+++ Data extract +++

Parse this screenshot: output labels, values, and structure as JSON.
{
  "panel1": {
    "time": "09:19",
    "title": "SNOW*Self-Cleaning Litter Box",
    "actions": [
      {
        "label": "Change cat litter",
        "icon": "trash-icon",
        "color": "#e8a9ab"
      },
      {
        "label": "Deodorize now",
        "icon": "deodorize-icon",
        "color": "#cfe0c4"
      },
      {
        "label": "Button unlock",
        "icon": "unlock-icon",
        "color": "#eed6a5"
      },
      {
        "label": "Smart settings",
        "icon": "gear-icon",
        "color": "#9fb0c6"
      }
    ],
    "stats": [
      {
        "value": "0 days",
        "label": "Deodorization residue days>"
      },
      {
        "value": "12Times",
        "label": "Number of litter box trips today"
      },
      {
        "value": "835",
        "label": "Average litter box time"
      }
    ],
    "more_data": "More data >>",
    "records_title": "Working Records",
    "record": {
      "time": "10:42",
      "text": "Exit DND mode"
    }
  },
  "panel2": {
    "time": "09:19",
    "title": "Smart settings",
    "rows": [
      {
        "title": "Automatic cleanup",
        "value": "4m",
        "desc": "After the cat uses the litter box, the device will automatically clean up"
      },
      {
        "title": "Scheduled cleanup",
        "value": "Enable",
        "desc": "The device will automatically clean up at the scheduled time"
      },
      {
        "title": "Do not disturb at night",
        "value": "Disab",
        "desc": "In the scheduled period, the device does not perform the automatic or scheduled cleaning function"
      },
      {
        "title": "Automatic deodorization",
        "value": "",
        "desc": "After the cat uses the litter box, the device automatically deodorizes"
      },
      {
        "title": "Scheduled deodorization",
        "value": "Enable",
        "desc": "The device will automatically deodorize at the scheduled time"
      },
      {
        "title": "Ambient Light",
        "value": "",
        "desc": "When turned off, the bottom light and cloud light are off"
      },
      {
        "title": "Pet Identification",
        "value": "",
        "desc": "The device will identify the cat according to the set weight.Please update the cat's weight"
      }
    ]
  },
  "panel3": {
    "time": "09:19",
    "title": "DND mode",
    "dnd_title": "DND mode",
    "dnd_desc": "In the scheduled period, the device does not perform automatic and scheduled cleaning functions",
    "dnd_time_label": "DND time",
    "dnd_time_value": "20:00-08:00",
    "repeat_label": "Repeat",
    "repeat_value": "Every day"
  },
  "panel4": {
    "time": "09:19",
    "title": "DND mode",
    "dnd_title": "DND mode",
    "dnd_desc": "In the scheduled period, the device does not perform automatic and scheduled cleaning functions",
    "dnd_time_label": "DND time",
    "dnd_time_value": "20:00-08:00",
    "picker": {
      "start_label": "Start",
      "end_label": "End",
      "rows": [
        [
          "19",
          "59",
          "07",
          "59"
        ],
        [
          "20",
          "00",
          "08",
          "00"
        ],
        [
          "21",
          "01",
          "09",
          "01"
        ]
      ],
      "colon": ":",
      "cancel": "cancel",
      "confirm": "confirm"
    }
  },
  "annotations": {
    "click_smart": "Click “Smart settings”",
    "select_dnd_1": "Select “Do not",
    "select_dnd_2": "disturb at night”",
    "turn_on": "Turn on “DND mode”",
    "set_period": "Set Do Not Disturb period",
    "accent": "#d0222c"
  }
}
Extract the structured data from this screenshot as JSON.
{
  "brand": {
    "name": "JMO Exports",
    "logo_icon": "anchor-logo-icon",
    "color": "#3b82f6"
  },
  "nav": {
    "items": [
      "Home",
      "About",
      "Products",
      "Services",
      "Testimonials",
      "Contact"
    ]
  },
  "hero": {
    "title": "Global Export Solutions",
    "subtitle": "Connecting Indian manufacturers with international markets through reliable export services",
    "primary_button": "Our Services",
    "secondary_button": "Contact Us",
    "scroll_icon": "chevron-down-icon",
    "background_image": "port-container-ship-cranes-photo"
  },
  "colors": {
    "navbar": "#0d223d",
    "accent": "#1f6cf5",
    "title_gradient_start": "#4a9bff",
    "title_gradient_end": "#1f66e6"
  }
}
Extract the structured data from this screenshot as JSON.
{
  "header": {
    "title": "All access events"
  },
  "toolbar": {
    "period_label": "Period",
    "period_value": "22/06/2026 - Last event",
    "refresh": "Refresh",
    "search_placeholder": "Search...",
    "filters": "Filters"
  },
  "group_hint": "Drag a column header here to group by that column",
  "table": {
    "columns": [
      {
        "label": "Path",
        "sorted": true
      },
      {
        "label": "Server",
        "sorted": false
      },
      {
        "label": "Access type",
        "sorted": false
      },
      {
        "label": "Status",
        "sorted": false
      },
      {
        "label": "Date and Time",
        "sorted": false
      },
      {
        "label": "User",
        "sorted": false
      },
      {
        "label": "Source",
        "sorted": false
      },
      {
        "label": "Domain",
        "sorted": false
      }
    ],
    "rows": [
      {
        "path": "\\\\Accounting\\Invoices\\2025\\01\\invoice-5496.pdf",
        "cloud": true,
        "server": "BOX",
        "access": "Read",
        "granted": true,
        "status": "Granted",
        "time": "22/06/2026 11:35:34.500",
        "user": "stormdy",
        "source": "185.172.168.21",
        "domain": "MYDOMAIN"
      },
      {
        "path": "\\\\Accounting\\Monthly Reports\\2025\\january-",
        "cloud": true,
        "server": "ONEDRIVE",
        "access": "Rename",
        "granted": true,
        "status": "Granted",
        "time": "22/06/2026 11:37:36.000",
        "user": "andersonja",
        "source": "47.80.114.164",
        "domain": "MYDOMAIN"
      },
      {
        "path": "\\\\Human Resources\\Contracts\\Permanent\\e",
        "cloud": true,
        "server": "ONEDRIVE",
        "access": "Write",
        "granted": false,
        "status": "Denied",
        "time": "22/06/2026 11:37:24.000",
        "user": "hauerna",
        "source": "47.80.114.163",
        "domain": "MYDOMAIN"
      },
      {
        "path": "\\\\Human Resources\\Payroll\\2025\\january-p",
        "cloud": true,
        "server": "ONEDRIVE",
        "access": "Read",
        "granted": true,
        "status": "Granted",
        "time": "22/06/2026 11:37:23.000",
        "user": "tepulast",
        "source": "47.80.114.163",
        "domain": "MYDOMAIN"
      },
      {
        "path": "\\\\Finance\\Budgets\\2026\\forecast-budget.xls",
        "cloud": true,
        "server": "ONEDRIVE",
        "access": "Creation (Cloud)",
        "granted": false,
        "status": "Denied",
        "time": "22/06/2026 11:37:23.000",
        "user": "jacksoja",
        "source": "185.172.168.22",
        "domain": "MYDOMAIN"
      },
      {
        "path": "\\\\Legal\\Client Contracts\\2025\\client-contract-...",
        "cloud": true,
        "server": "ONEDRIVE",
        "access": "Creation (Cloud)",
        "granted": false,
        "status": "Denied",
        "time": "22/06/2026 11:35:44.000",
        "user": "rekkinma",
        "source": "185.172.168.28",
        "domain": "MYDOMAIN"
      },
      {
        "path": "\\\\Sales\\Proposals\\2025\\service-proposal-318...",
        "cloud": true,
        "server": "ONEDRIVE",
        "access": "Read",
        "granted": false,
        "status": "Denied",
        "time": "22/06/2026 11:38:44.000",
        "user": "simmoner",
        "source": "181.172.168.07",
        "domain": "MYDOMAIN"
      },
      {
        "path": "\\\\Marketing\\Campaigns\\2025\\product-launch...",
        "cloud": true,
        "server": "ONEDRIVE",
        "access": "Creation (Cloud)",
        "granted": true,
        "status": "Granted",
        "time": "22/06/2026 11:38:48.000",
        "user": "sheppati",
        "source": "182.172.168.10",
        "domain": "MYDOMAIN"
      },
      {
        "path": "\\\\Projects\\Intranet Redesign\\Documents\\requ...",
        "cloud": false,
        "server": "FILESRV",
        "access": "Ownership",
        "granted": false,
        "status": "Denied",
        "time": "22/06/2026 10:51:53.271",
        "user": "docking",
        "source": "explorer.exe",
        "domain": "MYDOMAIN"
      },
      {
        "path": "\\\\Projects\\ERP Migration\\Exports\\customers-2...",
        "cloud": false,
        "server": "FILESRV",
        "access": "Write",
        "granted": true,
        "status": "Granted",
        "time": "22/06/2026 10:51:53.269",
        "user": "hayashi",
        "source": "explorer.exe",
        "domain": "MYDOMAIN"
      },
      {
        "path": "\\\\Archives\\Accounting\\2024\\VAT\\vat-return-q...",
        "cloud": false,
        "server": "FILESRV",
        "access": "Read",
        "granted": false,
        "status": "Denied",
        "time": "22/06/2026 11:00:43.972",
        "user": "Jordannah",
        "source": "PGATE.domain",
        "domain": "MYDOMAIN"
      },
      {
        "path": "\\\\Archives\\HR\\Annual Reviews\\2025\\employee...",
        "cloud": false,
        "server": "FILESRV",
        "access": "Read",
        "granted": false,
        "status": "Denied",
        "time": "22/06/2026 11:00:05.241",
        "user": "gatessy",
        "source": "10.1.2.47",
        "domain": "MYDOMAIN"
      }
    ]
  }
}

+++

Only lines with "Contact" are wanted here; list each of them.

      "Contact"
    "secondary_button": "Contact Us",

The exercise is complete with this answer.